> **GIVEN REQUEST**
All of the records below must be output exactly, with no pictures carried over.
• • • • • • •
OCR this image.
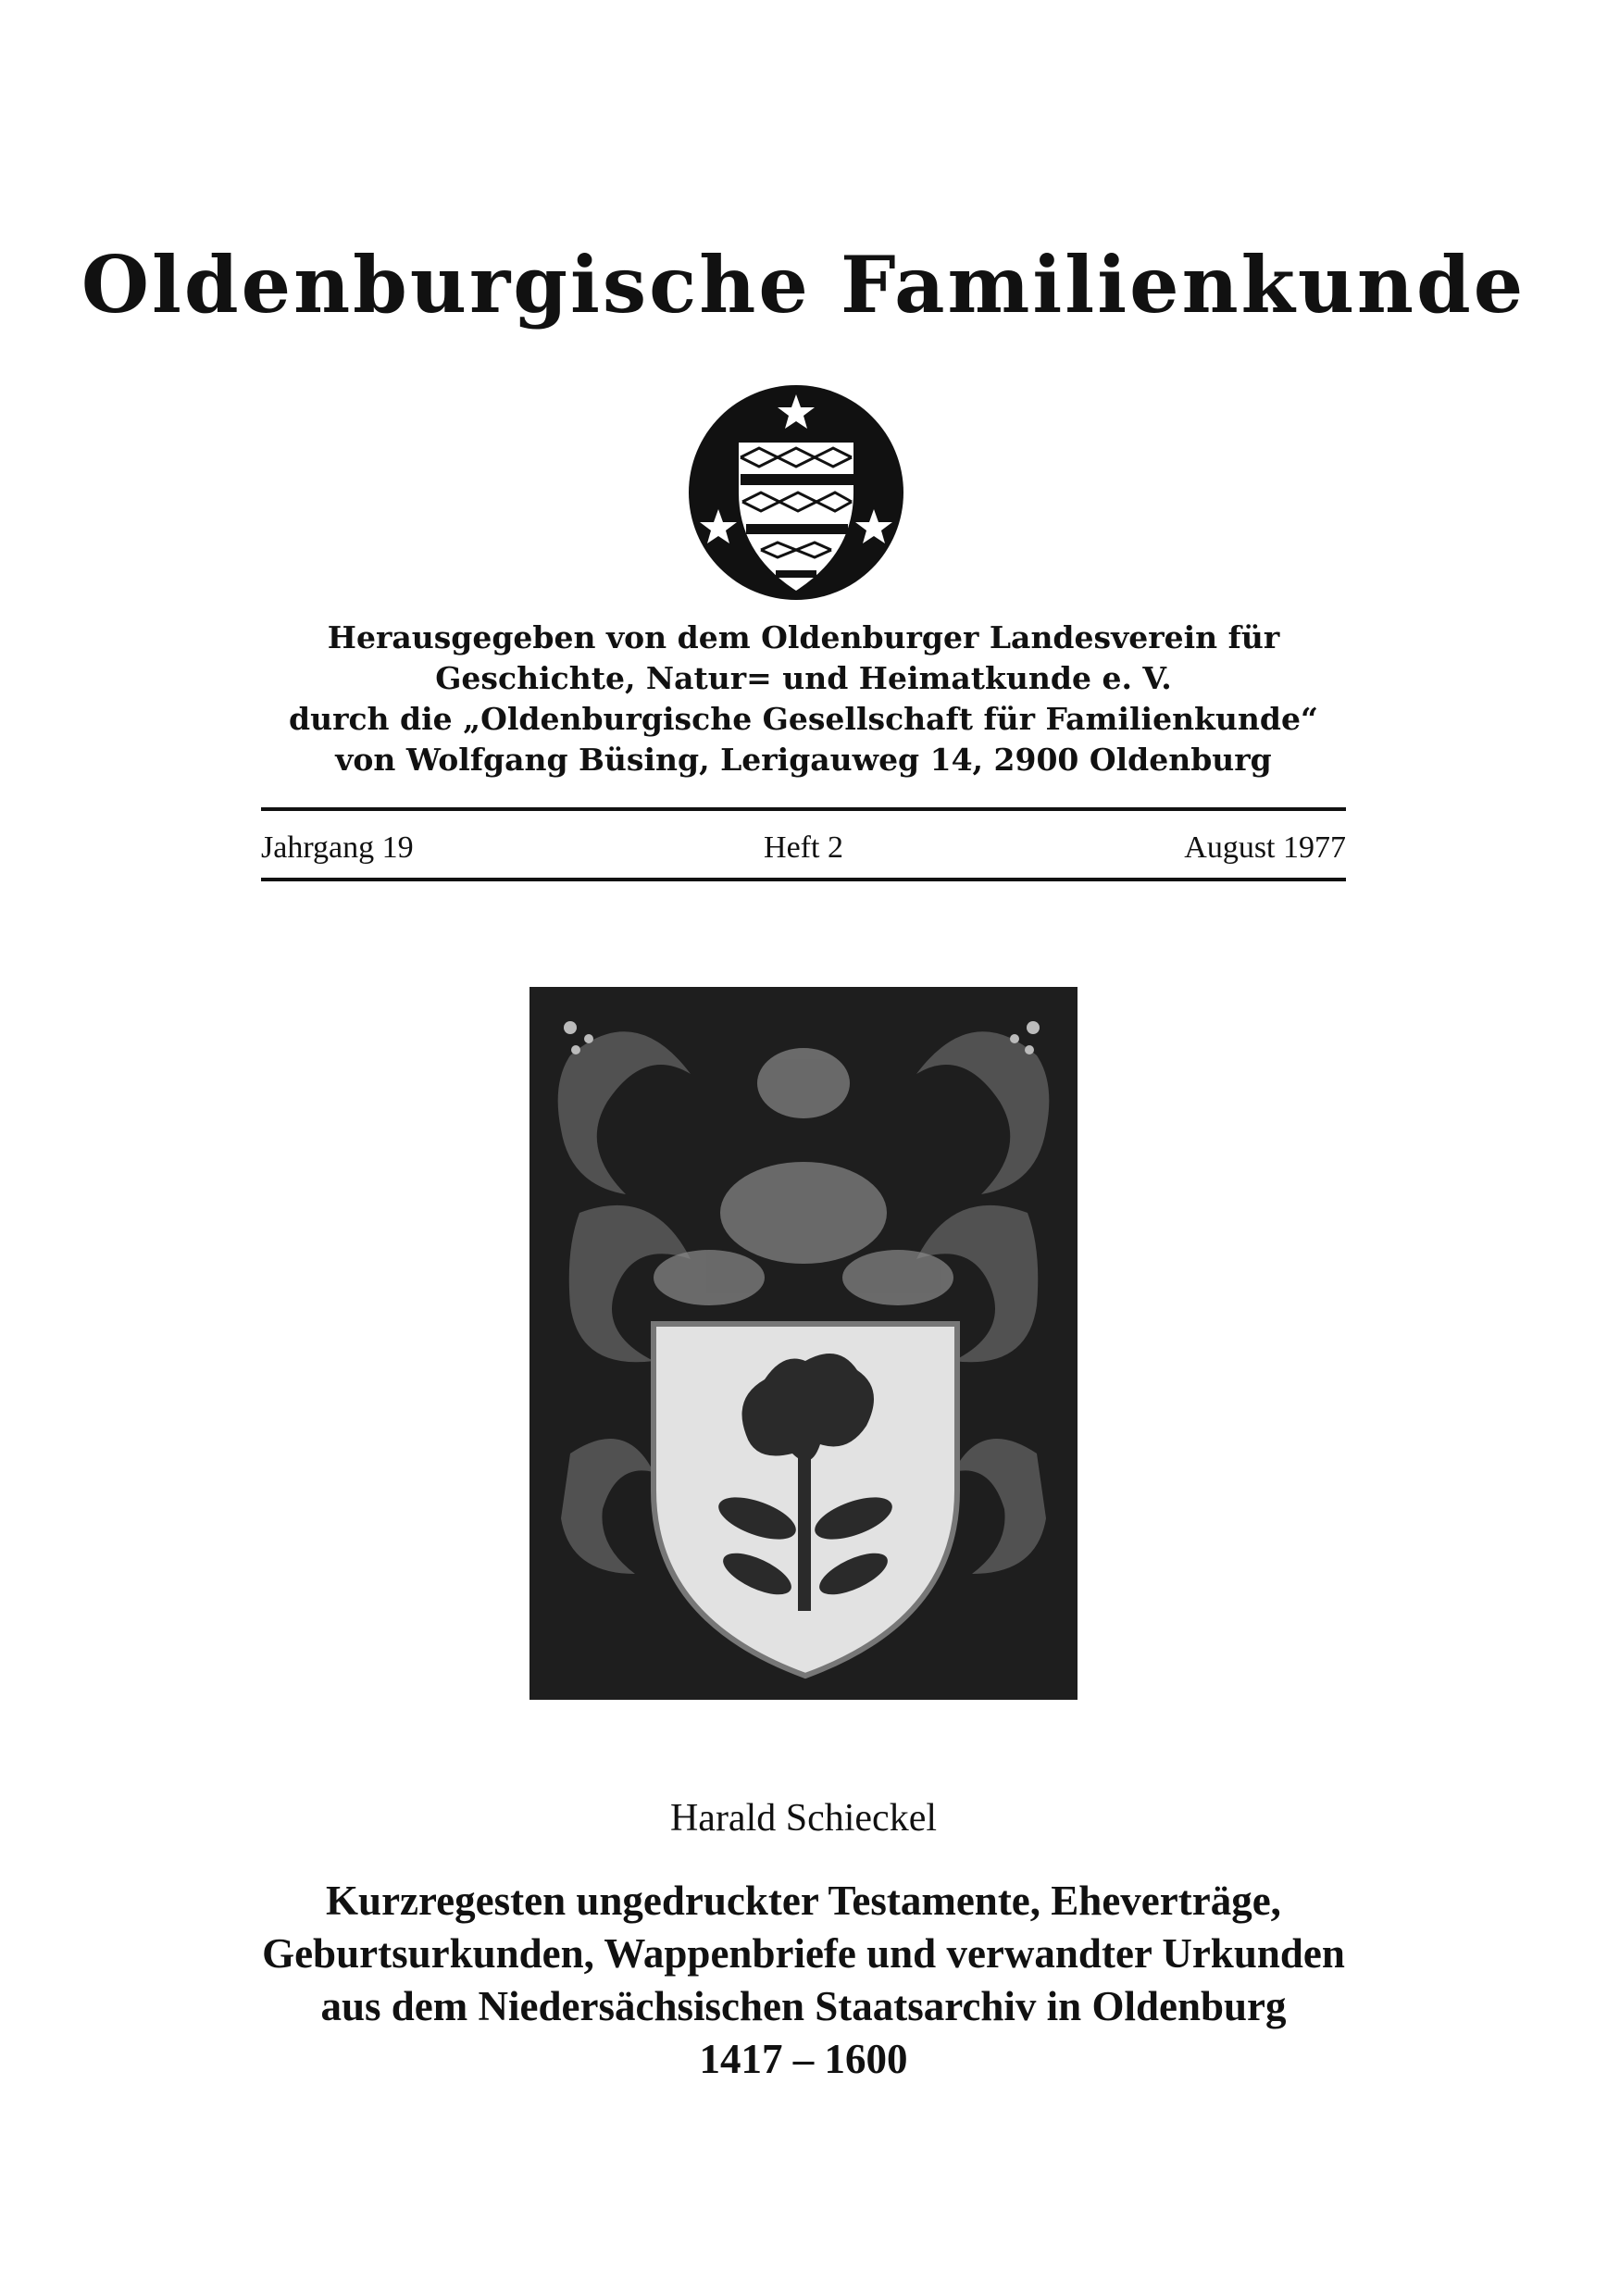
Oldenburgische Familienkunde
Herausgegeben von dem Oldenburger Landesverein für
Geschichte, Natur= und Heimatkunde e. V.
durch die „Oldenburgische Gesellschaft für Familienkunde“
von Wolfgang Büsing, Lerigauweg 14, 2900 Oldenburg
Jahrgang 19	Heft 2	August 1977
Harald Schieckel
Kurzregesten ungedruckter Testamente, Eheverträge,
Geburtsurkunden, Wappenbriefe und verwandter Urkunden
aus dem Niedersächsischen Staatsarchiv in Oldenburg
1417 – 1600
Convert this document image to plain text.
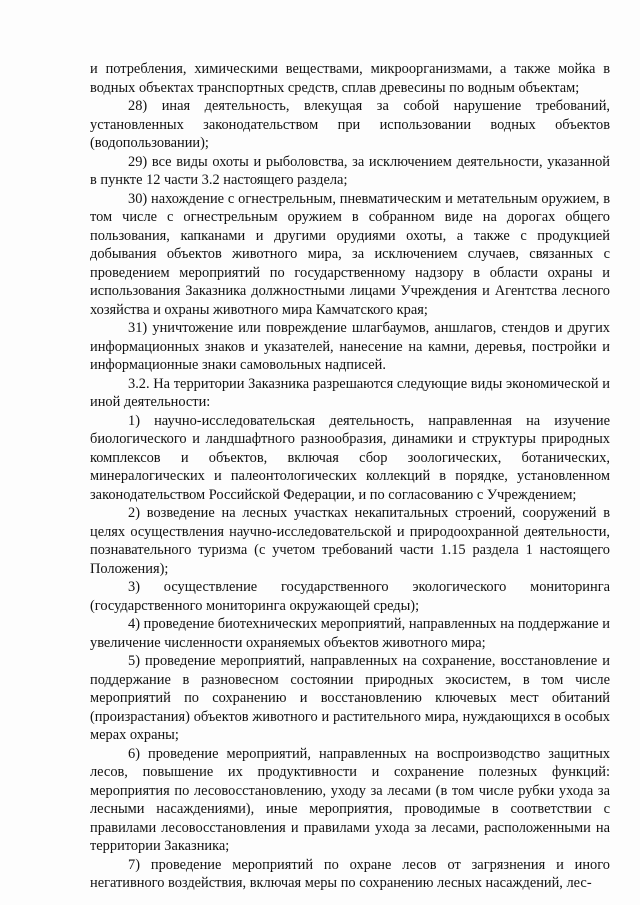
и потребления, химическими веществами, микроорганизмами, а также мойка в водных объектах транспортных средств, сплав древесины по водным объектам;

28) иная деятельность, влекущая за собой нарушение требований, установленных законодательством при использовании водных объектов (водопользовании);

29) все виды охоты и рыболовства, за исключением деятельности, указанной в пункте 12 части 3.2 настоящего раздела;

30) нахождение с огнестрельным, пневматическим и метательным оружием, в том числе с огнестрельным оружием в собранном виде на дорогах общего пользования, капканами и другими орудиями охоты, а также с продукцией добывания объектов животного мира, за исключением случаев, связанных с проведением мероприятий по государственному надзору в области охраны и использования Заказника должностными лицами Учреждения и Агентства лесного хозяйства и охраны животного мира Камчатского края;

31) уничтожение или повреждение шлагбаумов, аншлагов, стендов и других информационных знаков и указателей, нанесение на камни, деревья, постройки и информационные знаки самовольных надписей.

3.2. На территории Заказника разрешаются следующие виды экономической и иной деятельности:

1) научно-исследовательская деятельность, направленная на изучение биологического и ландшафтного разнообразия, динамики и структуры природных комплексов и объектов, включая сбор зоологических, ботанических, минералогических и палеонтологических коллекций в порядке, установленном законодательством Российской Федерации, и по согласованию с Учреждением;

2) возведение на лесных участках некапитальных строений, сооружений в целях осуществления научно-исследовательской и природоохранной деятельности, познавательного туризма (с учетом требований части 1.15 раздела 1 настоящего Положения);

3) осуществление государственного экологического мониторинга (государственного мониторинга окружающей среды);

4) проведение биотехнических мероприятий, направленных на поддержание и увеличение численности охраняемых объектов животного мира;

5) проведение мероприятий, направленных на сохранение, восстановление и поддержание в разновесном состоянии природных экосистем, в том числе мероприятий по сохранению и восстановлению ключевых мест обитаний (произрастания) объектов животного и растительного мира, нуждающихся в особых мерах охраны;

6) проведение мероприятий, направленных на воспроизводство защитных лесов, повышение их продуктивности и сохранение полезных функций: мероприятия по лесовосстановлению, уходу за лесами (в том числе рубки ухода за лесными насаждениями), иные мероприятия, проводимые в соответствии с правилами лесовосстановления и правилами ухода за лесами, расположенными на территории Заказника;

7) проведение мероприятий по охране лесов от загрязнения и иного негативного воздействия, включая меры по сохранению лесных насаждений, лес-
• • • • • • •
> **THE RESPONSE**
OCR this image.
Oldenburgische Familienkunde
Herausgegeben von dem Oldenburger Landesverein für
Geschichte, Natur= und Heimatkunde e. V.
durch die „Oldenburgische Gesellschaft für Familienkunde“
von Wolfgang Büsing, Lerigauweg 14, 2900 Oldenburg
Jahrgang 19	Heft 2	August 1977
Harald Schieckel
Kurzregesten ungedruckter Testamente, Eheverträge,
Geburtsurkunden, Wappenbriefe und verwandter Urkunden
aus dem Niedersächsischen Staatsarchiv in Oldenburg
1417 – 1600
Convert this document image to plain text.
и потребления, химическими веществами, микроорганизмами, а также мойка в водных объектах транспортных средств, сплав древесины по водным объектам;

28) иная деятельность, влекущая за собой нарушение требований, установленных законодательством при использовании водных объектов (водопользовании);

29) все виды охоты и рыболовства, за исключением деятельности, указанной в пункте 12 части 3.2 настоящего раздела;

30) нахождение с огнестрельным, пневматическим и метательным оружием, в том числе с огнестрельным оружием в собранном виде на дорогах общего пользования, капканами и другими орудиями охоты, а также с продукцией добывания объектов животного мира, за исключением случаев, связанных с проведением мероприятий по государственному надзору в области охраны и использования Заказника должностными лицами Учреждения и Агентства лесного хозяйства и охраны животного мира Камчатского края;

31) уничтожение или повреждение шлагбаумов, аншлагов, стендов и других информационных знаков и указателей, нанесение на камни, деревья, постройки и информационные знаки самовольных надписей.

3.2. На территории Заказника разрешаются следующие виды экономической и иной деятельности:

1) научно-исследовательская деятельность, направленная на изучение биологического и ландшафтного разнообразия, динамики и структуры природных комплексов и объектов, включая сбор зоологических, ботанических, минералогических и палеонтологических коллекций в порядке, установленном законодательством Российской Федерации, и по согласованию с Учреждением;

2) возведение на лесных участках некапитальных строений, сооружений в целях осуществления научно-исследовательской и природоохранной деятельности, познавательного туризма (с учетом требований части 1.15 раздела 1 настоящего Положения);

3) осуществление государственного экологического мониторинга (государственного мониторинга окружающей среды);

4) проведение биотехнических мероприятий, направленных на поддержание и увеличение численности охраняемых объектов животного мира;

5) проведение мероприятий, направленных на сохранение, восстановление и поддержание в разновесном состоянии природных экосистем, в том числе мероприятий по сохранению и восстановлению ключевых мест обитаний (произрастания) объектов животного и растительного мира, нуждающихся в особых мерах охраны;

6) проведение мероприятий, направленных на воспроизводство защитных лесов, повышение их продуктивности и сохранение полезных функций: мероприятия по лесовосстановлению, уходу за лесами (в том числе рубки ухода за лесными насаждениями), иные мероприятия, проводимые в соответствии с правилами лесовосстановления и правилами ухода за лесами, расположенными на территории Заказника;

7) проведение мероприятий по охране лесов от загрязнения и иного негативного воздействия, включая меры по сохранению лесных насаждений, лес-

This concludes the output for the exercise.